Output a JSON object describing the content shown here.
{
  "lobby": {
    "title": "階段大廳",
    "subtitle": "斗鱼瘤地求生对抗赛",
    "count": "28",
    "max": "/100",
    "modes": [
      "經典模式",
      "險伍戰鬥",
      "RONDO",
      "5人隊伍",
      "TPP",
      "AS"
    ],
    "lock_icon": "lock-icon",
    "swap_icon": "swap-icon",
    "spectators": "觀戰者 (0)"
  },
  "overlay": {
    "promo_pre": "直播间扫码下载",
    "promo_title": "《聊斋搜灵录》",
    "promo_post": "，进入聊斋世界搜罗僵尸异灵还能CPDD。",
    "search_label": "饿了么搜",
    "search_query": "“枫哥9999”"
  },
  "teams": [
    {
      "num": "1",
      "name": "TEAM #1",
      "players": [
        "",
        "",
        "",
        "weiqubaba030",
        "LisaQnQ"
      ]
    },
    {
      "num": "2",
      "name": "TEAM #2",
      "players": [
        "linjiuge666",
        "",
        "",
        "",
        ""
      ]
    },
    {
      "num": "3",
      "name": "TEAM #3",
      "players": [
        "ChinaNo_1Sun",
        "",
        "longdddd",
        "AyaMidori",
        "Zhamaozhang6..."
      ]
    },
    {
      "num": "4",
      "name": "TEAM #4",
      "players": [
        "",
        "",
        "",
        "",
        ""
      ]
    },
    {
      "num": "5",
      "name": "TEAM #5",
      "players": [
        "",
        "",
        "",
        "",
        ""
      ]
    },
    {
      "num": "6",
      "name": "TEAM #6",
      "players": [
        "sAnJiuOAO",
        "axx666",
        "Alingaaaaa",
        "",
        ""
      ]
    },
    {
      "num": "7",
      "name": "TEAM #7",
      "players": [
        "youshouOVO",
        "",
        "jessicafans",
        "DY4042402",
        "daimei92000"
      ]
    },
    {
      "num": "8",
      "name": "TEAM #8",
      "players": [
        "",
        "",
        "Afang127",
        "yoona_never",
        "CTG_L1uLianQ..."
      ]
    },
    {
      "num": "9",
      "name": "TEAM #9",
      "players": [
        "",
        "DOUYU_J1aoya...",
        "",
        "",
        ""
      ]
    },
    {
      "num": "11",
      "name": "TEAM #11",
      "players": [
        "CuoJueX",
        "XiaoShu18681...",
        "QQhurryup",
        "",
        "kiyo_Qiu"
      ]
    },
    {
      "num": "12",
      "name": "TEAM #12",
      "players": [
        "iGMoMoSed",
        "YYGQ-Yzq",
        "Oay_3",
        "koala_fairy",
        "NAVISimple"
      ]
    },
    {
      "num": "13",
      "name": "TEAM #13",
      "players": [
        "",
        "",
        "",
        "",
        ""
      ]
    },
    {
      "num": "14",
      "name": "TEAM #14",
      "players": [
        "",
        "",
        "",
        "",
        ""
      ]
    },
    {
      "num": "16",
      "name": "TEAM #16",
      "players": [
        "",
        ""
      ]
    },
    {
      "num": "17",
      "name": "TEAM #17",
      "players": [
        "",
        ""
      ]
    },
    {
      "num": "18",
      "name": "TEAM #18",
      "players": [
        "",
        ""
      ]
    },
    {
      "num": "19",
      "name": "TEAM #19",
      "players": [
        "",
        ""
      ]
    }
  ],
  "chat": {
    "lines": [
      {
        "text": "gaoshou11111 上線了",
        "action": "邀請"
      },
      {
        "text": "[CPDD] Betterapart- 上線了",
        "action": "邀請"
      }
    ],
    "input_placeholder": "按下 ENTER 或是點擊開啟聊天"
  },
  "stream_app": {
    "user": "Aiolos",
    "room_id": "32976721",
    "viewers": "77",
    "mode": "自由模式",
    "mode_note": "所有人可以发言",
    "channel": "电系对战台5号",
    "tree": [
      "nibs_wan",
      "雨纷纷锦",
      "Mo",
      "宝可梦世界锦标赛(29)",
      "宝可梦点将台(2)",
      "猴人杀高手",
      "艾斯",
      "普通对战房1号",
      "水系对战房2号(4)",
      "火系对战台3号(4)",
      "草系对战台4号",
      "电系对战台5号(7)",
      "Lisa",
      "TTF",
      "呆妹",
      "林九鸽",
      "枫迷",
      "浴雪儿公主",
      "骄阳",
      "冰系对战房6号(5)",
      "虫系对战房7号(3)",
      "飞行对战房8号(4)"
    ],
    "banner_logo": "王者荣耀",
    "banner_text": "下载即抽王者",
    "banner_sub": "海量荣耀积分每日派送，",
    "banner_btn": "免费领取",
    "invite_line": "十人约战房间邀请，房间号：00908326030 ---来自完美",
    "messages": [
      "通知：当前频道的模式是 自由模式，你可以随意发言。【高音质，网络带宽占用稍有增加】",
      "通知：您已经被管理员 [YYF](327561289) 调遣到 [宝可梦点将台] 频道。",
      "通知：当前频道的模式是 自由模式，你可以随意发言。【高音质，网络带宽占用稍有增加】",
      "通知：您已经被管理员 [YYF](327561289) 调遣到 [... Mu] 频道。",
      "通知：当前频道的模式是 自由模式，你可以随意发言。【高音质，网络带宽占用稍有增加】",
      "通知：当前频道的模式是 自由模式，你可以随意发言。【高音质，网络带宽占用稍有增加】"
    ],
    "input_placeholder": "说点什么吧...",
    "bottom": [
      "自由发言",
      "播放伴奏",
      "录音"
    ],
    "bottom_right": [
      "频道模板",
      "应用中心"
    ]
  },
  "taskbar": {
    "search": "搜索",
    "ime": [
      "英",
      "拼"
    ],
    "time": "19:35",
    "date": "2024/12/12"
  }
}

> _WHAT THE EXERCISE ASKS_:
Restate every record exactly, leaving nothing out.

> _WRITTEN RESPONSE_:
Output a JSON object describing the content shown here.
{
  "lobby": {
    "title": "階段大廳",
    "subtitle": "斗鱼瘤地求生对抗赛",
    "count": "28",
    "max": "/100",
    "modes": [
      "經典模式",
      "險伍戰鬥",
      "RONDO",
      "5人隊伍",
      "TPP",
      "AS"
    ],
    "lock_icon": "lock-icon",
    "swap_icon": "swap-icon",
    "spectators": "觀戰者 (0)"
  },
  "overlay": {
    "promo_pre": "直播间扫码下载",
    "promo_title": "《聊斋搜灵录》",
    "promo_post": "，进入聊斋世界搜罗僵尸异灵还能CPDD。",
    "search_label": "饿了么搜",
    "search_query": "“枫哥9999”"
  },
  "teams": [
    {
      "num": "1",
      "name": "TEAM #1",
      "players": [
        "",
        "",
        "",
        "weiqubaba030",
        "LisaQnQ"
      ]
    },
    {
      "num": "2",
      "name": "TEAM #2",
      "players": [
        "linjiuge666",
        "",
        "",
        "",
        ""
      ]
    },
    {
      "num": "3",
      "name": "TEAM #3",
      "players": [
        "ChinaNo_1Sun",
        "",
        "longdddd",
        "AyaMidori",
        "Zhamaozhang6..."
      ]
    },
    {
      "num": "4",
      "name": "TEAM #4",
      "players": [
        "",
        "",
        "",
        "",
        ""
      ]
    },
    {
      "num": "5",
      "name": "TEAM #5",
      "players": [
        "",
        "",
        "",
        "",
        ""
      ]
    },
    {
      "num": "6",
      "name": "TEAM #6",
      "players": [
        "sAnJiuOAO",
        "axx666",
        "Alingaaaaa",
        "",
        ""
      ]
    },
    {
      "num": "7",
      "name": "TEAM #7",
      "players": [
        "youshouOVO",
        "",
        "jessicafans",
        "DY4042402",
        "daimei92000"
      ]
    },
    {
      "num": "8",
      "name": "TEAM #8",
      "players": [
        "",
        "",
        "Afang127",
        "yoona_never",
        "CTG_L1uLianQ..."
      ]
    },
    {
      "num": "9",
      "name": "TEAM #9",
      "players": [
        "",
        "DOUYU_J1aoya...",
        "",
        "",
        ""
      ]
    },
    {
      "num": "11",
      "name": "TEAM #11",
      "players": [
        "CuoJueX",
        "XiaoShu18681...",
        "QQhurryup",
        "",
        "kiyo_Qiu"
      ]
    },
    {
      "num": "12",
      "name": "TEAM #12",
      "players": [
        "iGMoMoSed",
        "YYGQ-Yzq",
        "Oay_3",
        "koala_fairy",
        "NAVISimple"
      ]
    },
    {
      "num": "13",
      "name": "TEAM #13",
      "players": [
        "",
        "",
        "",
        "",
        ""
      ]
    },
    {
      "num": "14",
      "name": "TEAM #14",
      "players": [
        "",
        "",
        "",
        "",
        ""
      ]
    },
    {
      "num": "16",
      "name": "TEAM #16",
      "players": [
        "",
        ""
      ]
    },
    {
      "num": "17",
      "name": "TEAM #17",
      "players": [
        "",
        ""
      ]
    },
    {
      "num": "18",
      "name": "TEAM #18",
      "players": [
        "",
        ""
      ]
    },
    {
      "num": "19",
      "name": "TEAM #19",
      "players": [
        "",
        ""
      ]
    }
  ],
  "chat": {
    "lines": [
      {
        "text": "gaoshou11111 上線了",
        "action": "邀請"
      },
      {
        "text": "[CPDD] Betterapart- 上線了",
        "action": "邀請"
      }
    ],
    "input_placeholder": "按下 ENTER 或是點擊開啟聊天"
  },
  "stream_app": {
    "user": "Aiolos",
    "room_id": "32976721",
    "viewers": "77",
    "mode": "自由模式",
    "mode_note": "所有人可以发言",
    "channel": "电系对战台5号",
    "tree": [
      "nibs_wan",
      "雨纷纷锦",
      "Mo",
      "宝可梦世界锦标赛(29)",
      "宝可梦点将台(2)",
      "猴人杀高手",
      "艾斯",
      "普通对战房1号",
      "水系对战房2号(4)",
      "火系对战台3号(4)",
      "草系对战台4号",
      "电系对战台5号(7)",
      "Lisa",
      "TTF",
      "呆妹",
      "林九鸽",
      "枫迷",
      "浴雪儿公主",
      "骄阳",
      "冰系对战房6号(5)",
      "虫系对战房7号(3)",
      "飞行对战房8号(4)"
    ],
    "banner_logo": "王者荣耀",
    "banner_text": "下载即抽王者",
    "banner_sub": "海量荣耀积分每日派送，",
    "banner_btn": "免费领取",
    "invite_line": "十人约战房间邀请，房间号：00908326030 ---来自完美",
    "messages": [
      "通知：当前频道的模式是 自由模式，你可以随意发言。【高音质，网络带宽占用稍有增加】",
      "通知：您已经被管理员 [YYF](327561289) 调遣到 [宝可梦点将台] 频道。",
      "通知：当前频道的模式是 自由模式，你可以随意发言。【高音质，网络带宽占用稍有增加】",
      "通知：您已经被管理员 [YYF](327561289) 调遣到 [... Mu] 频道。",
      "通知：当前频道的模式是 自由模式，你可以随意发言。【高音质，网络带宽占用稍有增加】",
      "通知：当前频道的模式是 自由模式，你可以随意发言。【高音质，网络带宽占用稍有增加】"
    ],
    "input_placeholder": "说点什么吧...",
    "bottom": [
      "自由发言",
      "播放伴奏",
      "录音"
    ],
    "bottom_right": [
      "频道模板",
      "应用中心"
    ]
  },
  "taskbar": {
    "search": "搜索",
    "ime": [
      "英",
      "拼"
    ],
    "time": "19:35",
    "date": "2024/12/12"
  }
}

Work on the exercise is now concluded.